— start of Supplied entries —

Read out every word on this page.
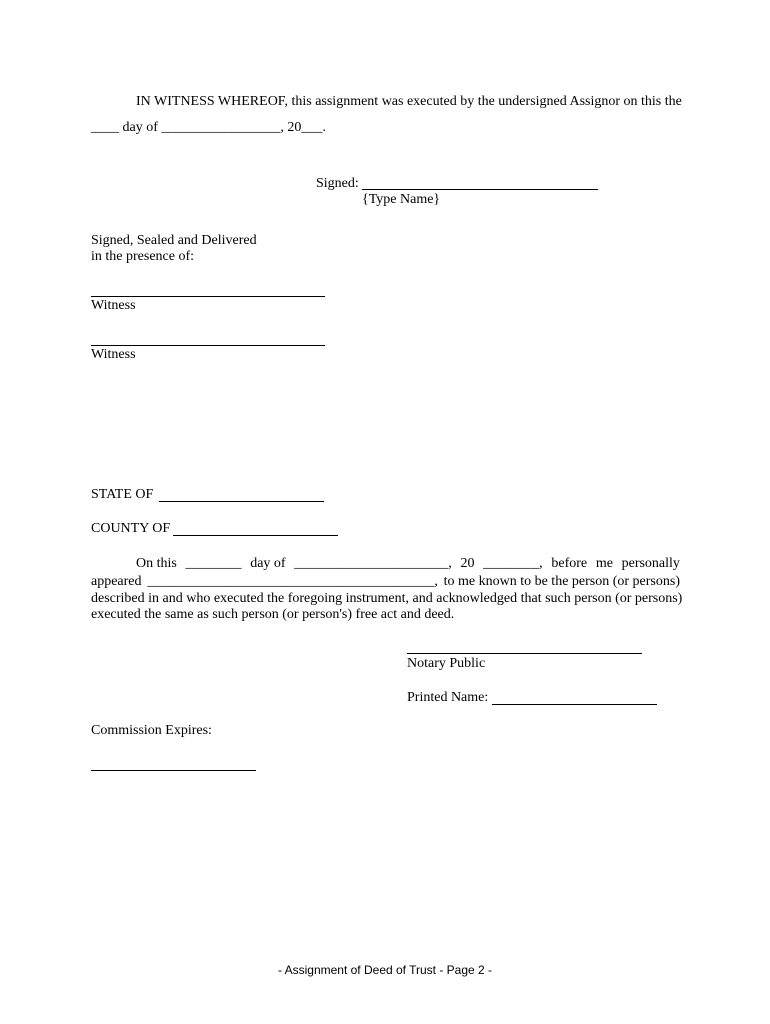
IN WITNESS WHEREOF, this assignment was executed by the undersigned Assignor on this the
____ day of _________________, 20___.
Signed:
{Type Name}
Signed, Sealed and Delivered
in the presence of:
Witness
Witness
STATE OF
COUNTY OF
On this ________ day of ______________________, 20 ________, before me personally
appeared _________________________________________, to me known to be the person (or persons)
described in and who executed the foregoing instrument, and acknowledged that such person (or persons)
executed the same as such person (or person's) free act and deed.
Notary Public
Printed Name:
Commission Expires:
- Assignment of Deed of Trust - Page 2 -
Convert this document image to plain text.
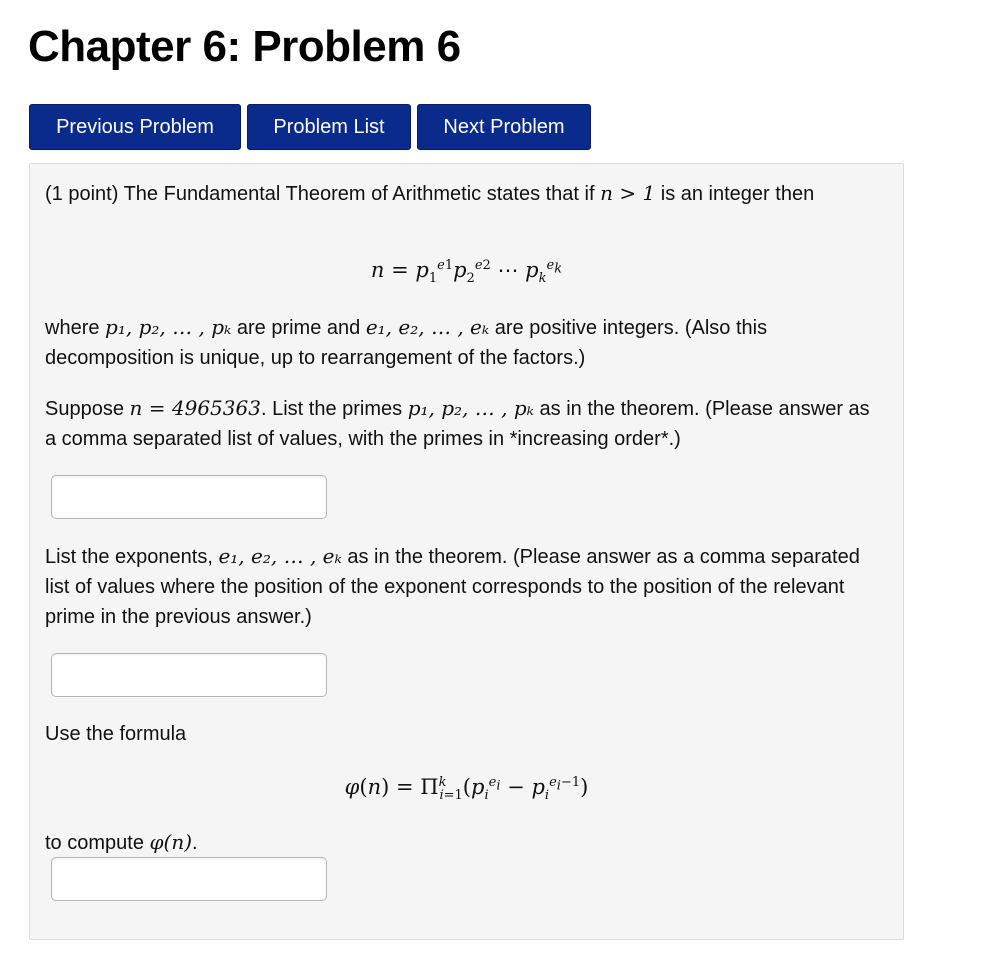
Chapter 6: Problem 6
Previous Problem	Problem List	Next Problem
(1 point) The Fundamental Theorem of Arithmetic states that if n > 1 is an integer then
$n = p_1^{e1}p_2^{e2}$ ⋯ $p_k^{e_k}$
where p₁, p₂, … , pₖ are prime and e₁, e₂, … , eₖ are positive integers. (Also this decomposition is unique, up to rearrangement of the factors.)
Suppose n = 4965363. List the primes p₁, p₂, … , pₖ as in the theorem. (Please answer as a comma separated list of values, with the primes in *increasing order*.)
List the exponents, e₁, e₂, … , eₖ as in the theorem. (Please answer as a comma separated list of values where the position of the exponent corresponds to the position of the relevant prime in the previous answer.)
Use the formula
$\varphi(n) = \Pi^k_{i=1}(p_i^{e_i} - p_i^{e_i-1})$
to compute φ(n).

— end of Supplied entries —
— start of Supplied entries —

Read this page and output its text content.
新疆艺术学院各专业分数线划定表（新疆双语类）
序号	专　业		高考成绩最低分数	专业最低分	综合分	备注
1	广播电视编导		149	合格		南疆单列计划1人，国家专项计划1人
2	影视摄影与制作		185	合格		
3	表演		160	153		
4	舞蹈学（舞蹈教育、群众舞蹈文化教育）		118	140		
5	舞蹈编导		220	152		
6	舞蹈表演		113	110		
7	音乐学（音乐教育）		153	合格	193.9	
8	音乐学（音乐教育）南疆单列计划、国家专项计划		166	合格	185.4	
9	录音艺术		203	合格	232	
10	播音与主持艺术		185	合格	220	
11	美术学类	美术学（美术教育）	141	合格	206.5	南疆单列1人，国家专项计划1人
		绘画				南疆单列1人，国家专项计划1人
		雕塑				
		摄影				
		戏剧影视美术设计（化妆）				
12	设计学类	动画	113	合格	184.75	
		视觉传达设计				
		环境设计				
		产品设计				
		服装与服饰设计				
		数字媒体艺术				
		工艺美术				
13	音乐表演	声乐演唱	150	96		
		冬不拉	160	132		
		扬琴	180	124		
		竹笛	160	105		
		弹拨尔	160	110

— end of Supplied entries —

- [Task description]
Check every line of the data, and copy the ones that contain "音乐教育".

- [Solution]
7	音乐学（音乐教育）		153	合格	193.9	
8	音乐学（音乐教育）南疆单列计划、国家专项计划		166	合格	185.4	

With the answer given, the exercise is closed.